*EXERCISE TASK*: Select the lines that contain "créditos" and copy each of them.

Saved data entries:
◇ ◇ ◇ ◇ ◇ ◇ ◇
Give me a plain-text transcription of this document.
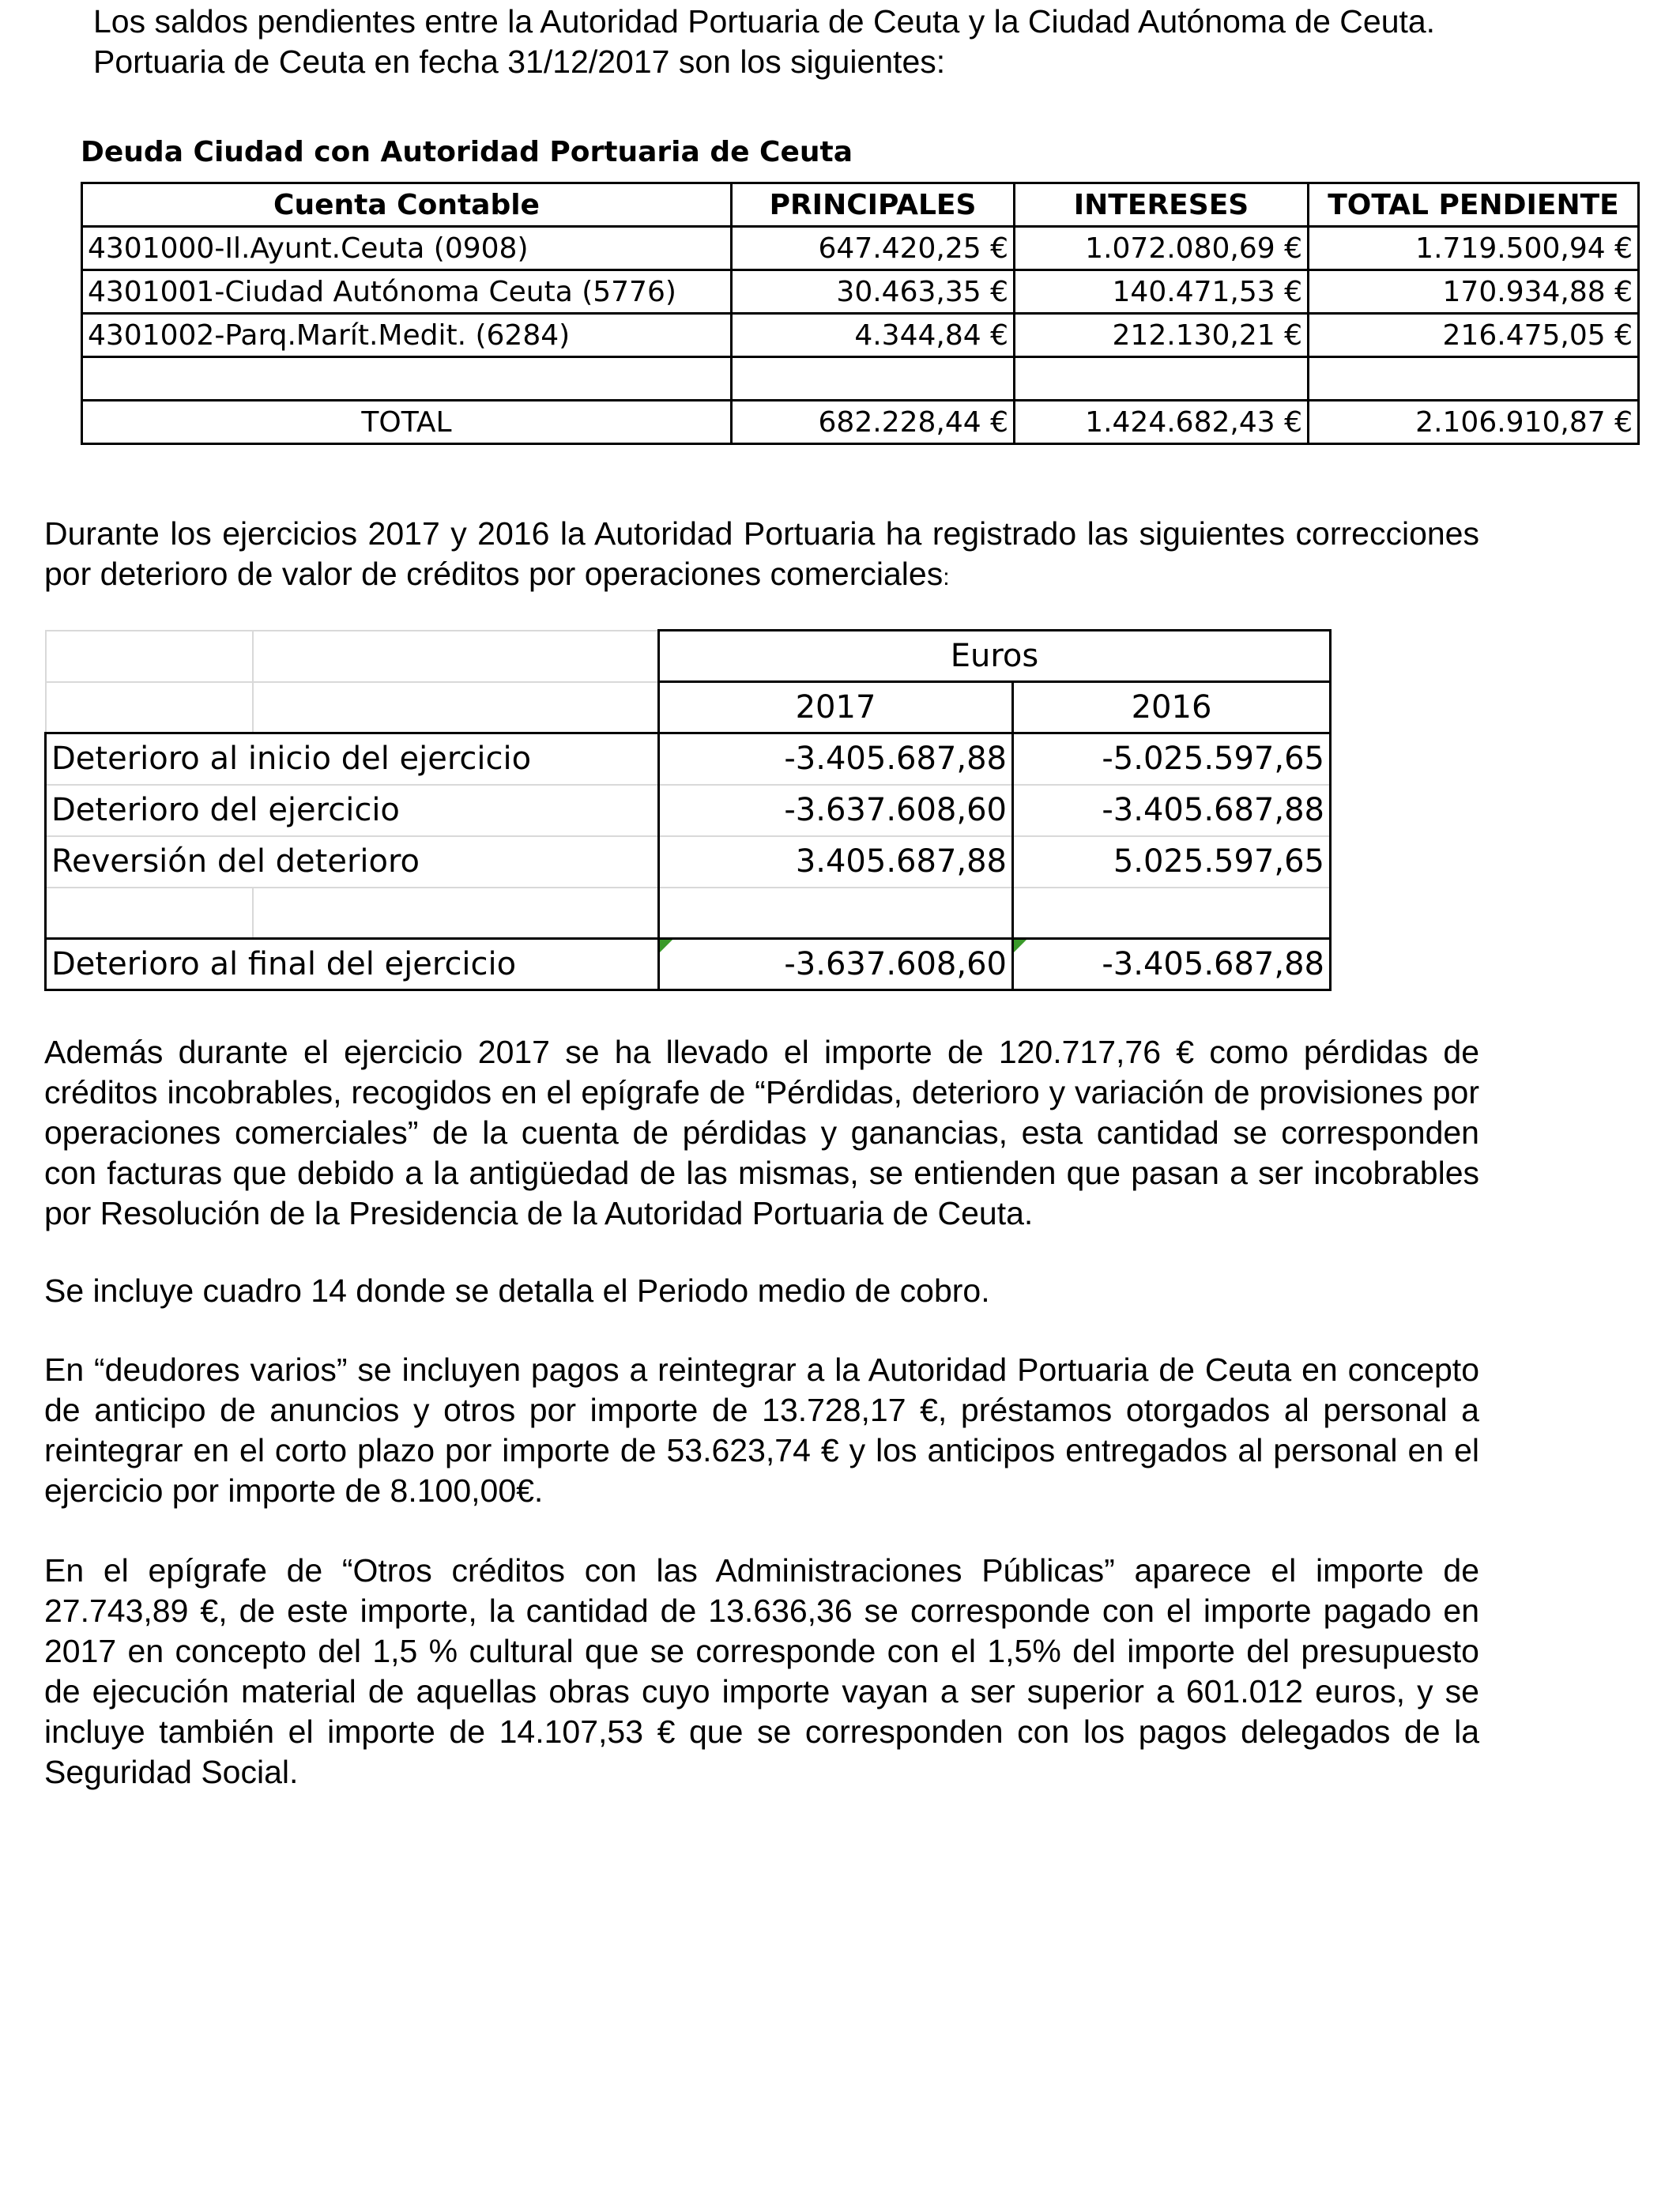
Los saldos pendientes entre la Autoridad Portuaria de Ceuta y la Ciudad Autónoma de Ceuta.
Portuaria de Ceuta en fecha 31/12/2017 son los siguientes:
Deuda Ciudad con Autoridad Portuaria de Ceuta
Cuenta Contable	PRINCIPALES	INTERESES	TOTAL PENDIENTE
4301000-Il.Ayunt.Ceuta (0908)	647.420,25 €	1.072.080,69 €	1.719.500,94 €
4301001-Ciudad Autónoma Ceuta (5776)	30.463,35 €	140.471,53 €	170.934,88 €
4301002-Parq.Marít.Medit. (6284)	4.344,84 €	212.130,21 €	216.475,05 €

TOTAL	682.228,44 €	1.424.682,43 €	2.106.910,87 €

Durante los ejercicios 2017 y 2016 la Autoridad Portuaria ha registrado las siguientes correcciones por deterioro de valor de créditos por operaciones comerciales:

		Euros	
		2017	2016
Deterioro al inicio del ejercicio		-3.405.687,88	-5.025.597,65
Deterioro del ejercicio		-3.637.608,60	-3.405.687,88
Reversión del deterioro		3.405.687,88	5.025.597,65

Deterioro al final del ejercicio		-3.637.608,60	-3.405.687,88

Además durante el ejercicio 2017 se ha llevado el importe de 120.717,76 € como pérdidas de créditos incobrables, recogidos en el epígrafe de “Pérdidas, deterioro y variación de provisiones por operaciones comerciales” de la cuenta de pérdidas y ganancias, esta cantidad se corresponden con facturas que debido a la antigüedad de las mismas, se entienden que pasan a ser incobrables por Resolución de la Presidencia de la Autoridad Portuaria de Ceuta.

Se incluye cuadro 14 donde se detalla el Periodo medio de cobro.

En “deudores varios” se incluyen pagos a reintegrar a la Autoridad Portuaria de Ceuta en concepto de anticipo de anuncios y otros por importe de 13.728,17 €, préstamos otorgados al personal a reintegrar en el corto plazo por importe de 53.623,74 € y los anticipos entregados al personal en el ejercicio por importe de 8.100,00€.

En el epígrafe de “Otros créditos con las Administraciones Públicas” aparece el importe de 27.743,89 €, de este importe, la cantidad de 13.636,36 se corresponde con el importe pagado en 2017 en concepto del 1,5 % cultural que se corresponde con el 1,5% del importe del presupuesto de ejecución material de aquellas obras cuyo importe vayan a ser superior a 601.012 euros, y se incluye también el importe de 14.107,53 € que se corresponden con los pagos delegados de la Seguridad Social.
◇ ◇ ◇ ◇ ◇ ◇ ◇
*TASK RESULT*:
Durante los ejercicios 2017 y 2016 la Autoridad Portuaria ha registrado las siguientes correcciones por deterioro de valor de créditos por operaciones comerciales:
Además durante el ejercicio 2017 se ha llevado el importe de 120.717,76 € como pérdidas de créditos incobrables, recogidos en el epígrafe de “Pérdidas, deterioro y variación de provisiones por operaciones comerciales” de la cuenta de pérdidas y ganancias, esta cantidad se corresponden con facturas que debido a la antigüedad de las mismas, se entienden que pasan a ser incobrables por Resolución de la Presidencia de la Autoridad Portuaria de Ceuta.
En el epígrafe de “Otros créditos con las Administraciones Públicas” aparece el importe de 27.743,89 €, de este importe, la cantidad de 13.636,36 se corresponde con el importe pagado en 2017 en concepto del 1,5 % cultural que se corresponde con el 1,5% del importe del presupuesto de ejecución material de aquellas obras cuyo importe vayan a ser superior a 601.012 euros, y se incluye también el importe de 14.107,53 € que se corresponden con los pagos delegados de la Seguridad Social.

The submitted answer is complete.